## Directions
From the listing below, return each line that includes "年重庆市B卷中考语文真题".

--------

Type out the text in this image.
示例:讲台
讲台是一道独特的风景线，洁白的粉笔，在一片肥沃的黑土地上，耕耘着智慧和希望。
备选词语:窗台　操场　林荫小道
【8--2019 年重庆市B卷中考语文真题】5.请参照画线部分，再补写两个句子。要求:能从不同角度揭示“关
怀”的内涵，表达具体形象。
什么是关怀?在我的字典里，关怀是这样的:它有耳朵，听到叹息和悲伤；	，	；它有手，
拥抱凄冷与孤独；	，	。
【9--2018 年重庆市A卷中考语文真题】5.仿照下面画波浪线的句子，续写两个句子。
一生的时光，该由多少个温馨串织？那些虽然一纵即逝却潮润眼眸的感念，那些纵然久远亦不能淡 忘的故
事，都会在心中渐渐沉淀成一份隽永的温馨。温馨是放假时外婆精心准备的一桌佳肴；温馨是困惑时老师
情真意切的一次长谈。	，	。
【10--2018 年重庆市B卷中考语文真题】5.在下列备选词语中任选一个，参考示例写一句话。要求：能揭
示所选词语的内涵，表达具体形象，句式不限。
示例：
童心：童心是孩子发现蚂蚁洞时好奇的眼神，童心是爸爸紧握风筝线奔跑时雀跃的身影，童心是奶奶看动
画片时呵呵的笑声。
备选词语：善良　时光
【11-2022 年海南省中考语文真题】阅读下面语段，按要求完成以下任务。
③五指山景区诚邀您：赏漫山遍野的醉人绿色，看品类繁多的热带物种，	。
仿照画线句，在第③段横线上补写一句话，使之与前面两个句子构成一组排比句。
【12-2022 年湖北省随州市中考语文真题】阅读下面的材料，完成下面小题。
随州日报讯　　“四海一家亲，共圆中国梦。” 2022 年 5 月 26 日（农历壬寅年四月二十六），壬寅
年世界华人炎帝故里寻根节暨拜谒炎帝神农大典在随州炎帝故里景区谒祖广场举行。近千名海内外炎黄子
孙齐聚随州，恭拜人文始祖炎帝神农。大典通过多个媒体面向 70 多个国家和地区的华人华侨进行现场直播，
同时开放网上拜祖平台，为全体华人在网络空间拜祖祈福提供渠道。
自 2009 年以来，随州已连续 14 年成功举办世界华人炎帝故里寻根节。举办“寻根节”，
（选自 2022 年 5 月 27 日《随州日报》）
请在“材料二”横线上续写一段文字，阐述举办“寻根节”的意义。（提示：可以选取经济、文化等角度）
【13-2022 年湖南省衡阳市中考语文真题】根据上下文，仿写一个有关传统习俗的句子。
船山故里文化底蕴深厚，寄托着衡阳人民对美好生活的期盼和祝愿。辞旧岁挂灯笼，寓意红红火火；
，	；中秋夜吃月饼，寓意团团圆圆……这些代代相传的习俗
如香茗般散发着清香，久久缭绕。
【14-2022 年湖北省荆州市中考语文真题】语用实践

--------

## Answer in full
【8--2019 年重庆市B卷中考语文真题】5.请参照画线部分，再补写两个句子。要求:能从不同角度揭示“关
【10--2018 年重庆市B卷中考语文真题】5.在下列备选词语中任选一个，参考示例写一句话。要求：能揭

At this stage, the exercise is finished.